Check every line below for the word "Metropolitana" and show those that hold it.

•••••

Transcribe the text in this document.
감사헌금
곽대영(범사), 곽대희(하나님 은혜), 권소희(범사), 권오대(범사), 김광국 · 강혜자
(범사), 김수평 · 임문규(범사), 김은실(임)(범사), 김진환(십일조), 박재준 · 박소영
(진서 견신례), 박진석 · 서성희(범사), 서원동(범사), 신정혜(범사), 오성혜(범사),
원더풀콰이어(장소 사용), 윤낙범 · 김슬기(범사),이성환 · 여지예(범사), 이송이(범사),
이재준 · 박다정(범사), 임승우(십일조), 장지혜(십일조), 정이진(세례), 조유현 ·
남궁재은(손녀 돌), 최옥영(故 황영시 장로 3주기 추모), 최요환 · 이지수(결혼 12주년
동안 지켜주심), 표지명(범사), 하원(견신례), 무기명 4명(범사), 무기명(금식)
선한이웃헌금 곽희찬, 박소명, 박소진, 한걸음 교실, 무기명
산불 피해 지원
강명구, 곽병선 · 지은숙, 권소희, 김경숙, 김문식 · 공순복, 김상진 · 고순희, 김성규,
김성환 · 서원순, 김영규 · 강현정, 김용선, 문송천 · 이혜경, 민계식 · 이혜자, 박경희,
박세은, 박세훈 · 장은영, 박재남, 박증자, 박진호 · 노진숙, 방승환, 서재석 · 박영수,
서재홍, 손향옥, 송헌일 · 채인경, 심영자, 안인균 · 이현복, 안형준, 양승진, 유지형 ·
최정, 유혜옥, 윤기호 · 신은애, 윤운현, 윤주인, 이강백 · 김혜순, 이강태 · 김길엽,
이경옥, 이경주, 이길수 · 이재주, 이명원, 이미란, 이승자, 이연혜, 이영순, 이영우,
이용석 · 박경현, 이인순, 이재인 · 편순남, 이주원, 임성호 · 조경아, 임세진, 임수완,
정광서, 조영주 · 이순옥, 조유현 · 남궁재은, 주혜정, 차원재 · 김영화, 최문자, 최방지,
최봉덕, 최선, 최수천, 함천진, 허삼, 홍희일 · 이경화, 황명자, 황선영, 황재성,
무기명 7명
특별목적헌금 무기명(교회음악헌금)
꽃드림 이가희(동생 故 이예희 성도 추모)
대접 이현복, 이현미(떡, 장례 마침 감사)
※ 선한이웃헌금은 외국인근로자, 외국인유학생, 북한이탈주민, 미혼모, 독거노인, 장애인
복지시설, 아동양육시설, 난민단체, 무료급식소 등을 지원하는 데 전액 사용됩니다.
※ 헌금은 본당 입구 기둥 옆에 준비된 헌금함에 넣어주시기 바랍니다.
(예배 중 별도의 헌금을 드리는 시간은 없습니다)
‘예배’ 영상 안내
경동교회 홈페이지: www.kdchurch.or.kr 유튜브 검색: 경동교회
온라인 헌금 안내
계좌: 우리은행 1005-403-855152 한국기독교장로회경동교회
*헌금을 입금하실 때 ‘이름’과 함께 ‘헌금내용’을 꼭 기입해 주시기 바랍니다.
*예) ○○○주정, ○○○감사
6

•••••

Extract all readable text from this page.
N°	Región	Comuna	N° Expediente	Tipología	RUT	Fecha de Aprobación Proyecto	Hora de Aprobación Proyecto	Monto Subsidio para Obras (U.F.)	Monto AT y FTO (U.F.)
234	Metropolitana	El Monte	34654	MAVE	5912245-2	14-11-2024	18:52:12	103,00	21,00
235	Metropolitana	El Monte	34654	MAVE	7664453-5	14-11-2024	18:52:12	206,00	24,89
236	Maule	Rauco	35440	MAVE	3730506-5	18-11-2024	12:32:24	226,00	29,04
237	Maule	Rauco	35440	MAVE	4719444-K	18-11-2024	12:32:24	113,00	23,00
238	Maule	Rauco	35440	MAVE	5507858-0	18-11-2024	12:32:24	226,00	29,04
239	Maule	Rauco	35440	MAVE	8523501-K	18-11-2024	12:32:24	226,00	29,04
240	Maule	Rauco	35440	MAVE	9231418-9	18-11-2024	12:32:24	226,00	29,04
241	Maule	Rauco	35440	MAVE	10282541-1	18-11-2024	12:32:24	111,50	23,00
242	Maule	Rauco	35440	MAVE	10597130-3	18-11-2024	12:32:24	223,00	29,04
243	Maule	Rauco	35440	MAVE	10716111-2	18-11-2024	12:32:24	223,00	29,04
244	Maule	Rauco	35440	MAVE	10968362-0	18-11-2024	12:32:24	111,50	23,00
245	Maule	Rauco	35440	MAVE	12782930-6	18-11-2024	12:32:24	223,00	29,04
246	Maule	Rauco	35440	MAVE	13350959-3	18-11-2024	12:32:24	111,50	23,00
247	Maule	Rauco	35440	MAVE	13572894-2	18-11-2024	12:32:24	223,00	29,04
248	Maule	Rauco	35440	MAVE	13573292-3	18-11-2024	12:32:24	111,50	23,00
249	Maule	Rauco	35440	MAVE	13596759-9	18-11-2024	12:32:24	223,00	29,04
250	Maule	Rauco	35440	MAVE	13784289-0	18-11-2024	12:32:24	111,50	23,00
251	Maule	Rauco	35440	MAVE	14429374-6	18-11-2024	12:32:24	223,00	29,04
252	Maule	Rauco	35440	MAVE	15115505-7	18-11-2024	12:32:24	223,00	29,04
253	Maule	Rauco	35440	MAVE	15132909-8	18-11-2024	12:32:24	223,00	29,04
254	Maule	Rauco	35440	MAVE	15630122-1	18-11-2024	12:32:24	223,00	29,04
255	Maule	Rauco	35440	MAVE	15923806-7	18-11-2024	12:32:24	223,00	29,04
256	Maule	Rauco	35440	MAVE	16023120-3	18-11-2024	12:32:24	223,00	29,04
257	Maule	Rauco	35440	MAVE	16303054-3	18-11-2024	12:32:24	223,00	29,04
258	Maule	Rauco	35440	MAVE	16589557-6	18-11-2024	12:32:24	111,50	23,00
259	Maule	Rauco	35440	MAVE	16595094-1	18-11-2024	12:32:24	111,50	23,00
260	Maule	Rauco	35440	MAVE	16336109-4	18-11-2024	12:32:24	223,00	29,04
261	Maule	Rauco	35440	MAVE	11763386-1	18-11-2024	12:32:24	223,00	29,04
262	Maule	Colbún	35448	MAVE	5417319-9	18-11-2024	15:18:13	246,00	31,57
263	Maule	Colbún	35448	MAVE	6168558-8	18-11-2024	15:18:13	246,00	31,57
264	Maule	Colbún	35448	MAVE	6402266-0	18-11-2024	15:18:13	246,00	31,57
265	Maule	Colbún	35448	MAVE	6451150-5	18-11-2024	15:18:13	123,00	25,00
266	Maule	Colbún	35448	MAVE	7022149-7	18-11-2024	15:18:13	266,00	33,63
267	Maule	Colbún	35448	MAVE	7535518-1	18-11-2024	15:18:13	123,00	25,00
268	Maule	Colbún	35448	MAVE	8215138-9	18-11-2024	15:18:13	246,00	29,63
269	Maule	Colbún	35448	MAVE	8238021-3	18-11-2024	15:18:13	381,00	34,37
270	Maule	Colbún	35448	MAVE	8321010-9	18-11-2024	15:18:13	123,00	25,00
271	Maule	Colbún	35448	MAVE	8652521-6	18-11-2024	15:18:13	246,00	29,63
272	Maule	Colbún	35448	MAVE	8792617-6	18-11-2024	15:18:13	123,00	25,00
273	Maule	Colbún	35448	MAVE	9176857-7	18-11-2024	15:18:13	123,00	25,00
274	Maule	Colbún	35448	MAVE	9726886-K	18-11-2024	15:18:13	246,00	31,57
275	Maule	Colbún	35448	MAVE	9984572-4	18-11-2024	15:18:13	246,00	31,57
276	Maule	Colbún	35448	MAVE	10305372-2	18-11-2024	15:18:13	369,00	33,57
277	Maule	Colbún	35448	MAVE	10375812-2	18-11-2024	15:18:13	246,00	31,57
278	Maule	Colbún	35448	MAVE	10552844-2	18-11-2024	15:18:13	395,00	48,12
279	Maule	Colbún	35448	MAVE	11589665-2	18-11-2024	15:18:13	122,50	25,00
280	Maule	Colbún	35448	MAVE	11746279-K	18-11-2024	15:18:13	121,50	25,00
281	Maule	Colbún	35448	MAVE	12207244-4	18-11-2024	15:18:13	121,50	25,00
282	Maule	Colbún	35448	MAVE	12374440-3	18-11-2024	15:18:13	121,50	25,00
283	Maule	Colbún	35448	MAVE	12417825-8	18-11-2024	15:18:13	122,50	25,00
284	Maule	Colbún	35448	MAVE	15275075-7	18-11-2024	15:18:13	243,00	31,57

•••••

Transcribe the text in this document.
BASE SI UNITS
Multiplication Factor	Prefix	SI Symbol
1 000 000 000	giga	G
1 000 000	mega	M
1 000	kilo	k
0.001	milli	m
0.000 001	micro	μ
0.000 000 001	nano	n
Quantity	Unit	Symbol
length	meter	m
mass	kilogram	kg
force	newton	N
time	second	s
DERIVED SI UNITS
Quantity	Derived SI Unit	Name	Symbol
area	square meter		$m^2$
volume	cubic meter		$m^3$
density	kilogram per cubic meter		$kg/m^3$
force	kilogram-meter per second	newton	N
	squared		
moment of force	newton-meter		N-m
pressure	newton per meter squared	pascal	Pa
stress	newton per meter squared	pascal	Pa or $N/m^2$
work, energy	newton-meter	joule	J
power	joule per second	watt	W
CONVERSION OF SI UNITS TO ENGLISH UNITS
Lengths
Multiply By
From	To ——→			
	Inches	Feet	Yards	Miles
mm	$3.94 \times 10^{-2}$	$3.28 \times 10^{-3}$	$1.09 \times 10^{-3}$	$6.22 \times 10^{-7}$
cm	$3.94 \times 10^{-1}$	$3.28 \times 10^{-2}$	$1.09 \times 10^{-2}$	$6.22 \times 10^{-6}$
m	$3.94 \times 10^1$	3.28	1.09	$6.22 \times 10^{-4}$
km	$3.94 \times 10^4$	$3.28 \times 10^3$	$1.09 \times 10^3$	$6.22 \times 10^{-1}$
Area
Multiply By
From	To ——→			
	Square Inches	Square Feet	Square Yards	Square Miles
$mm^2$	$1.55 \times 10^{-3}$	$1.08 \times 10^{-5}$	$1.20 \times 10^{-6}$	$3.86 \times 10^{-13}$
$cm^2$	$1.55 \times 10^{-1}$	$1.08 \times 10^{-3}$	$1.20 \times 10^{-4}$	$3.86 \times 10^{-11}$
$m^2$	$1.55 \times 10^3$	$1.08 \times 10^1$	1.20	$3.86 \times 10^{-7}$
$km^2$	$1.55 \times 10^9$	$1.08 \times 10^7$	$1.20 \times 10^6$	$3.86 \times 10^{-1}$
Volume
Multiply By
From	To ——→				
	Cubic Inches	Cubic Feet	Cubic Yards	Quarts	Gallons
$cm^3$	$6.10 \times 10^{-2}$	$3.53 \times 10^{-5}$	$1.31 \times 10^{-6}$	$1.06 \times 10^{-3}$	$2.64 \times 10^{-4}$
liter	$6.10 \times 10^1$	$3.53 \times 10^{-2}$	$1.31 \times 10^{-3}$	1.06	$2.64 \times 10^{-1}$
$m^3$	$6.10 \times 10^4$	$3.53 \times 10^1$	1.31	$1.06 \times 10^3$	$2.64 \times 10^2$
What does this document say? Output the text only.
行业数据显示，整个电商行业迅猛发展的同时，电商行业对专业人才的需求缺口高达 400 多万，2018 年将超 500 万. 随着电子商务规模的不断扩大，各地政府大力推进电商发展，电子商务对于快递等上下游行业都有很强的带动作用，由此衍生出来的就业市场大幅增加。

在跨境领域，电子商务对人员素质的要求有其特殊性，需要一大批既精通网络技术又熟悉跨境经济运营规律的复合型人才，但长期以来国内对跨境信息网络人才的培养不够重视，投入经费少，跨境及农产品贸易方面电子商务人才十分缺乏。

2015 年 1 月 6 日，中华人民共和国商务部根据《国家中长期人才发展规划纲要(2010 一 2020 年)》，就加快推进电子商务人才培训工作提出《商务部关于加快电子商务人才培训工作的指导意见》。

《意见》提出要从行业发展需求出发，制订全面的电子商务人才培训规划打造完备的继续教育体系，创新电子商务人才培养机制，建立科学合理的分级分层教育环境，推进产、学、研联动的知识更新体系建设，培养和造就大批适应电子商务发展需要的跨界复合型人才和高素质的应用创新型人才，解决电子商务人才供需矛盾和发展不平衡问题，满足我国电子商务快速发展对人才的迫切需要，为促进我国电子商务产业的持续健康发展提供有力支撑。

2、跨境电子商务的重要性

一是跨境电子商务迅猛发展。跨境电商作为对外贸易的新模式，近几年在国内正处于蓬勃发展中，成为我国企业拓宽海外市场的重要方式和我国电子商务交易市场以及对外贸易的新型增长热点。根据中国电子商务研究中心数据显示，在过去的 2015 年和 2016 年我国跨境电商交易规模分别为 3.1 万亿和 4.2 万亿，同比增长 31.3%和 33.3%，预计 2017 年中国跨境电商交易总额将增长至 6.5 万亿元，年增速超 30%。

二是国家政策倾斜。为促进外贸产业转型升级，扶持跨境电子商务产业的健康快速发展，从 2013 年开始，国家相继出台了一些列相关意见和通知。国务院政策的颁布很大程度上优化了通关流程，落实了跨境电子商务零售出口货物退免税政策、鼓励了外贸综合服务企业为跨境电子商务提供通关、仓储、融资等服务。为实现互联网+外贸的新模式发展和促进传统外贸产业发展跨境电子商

•••••

FULL RESPONSE:
234	Metropolitana	El Monte	34654	MAVE	5912245-2	14-11-2024	18:52:12	103,00	21,00
235	Metropolitana	El Monte	34654	MAVE	7664453-5	14-11-2024	18:52:12	206,00	24,89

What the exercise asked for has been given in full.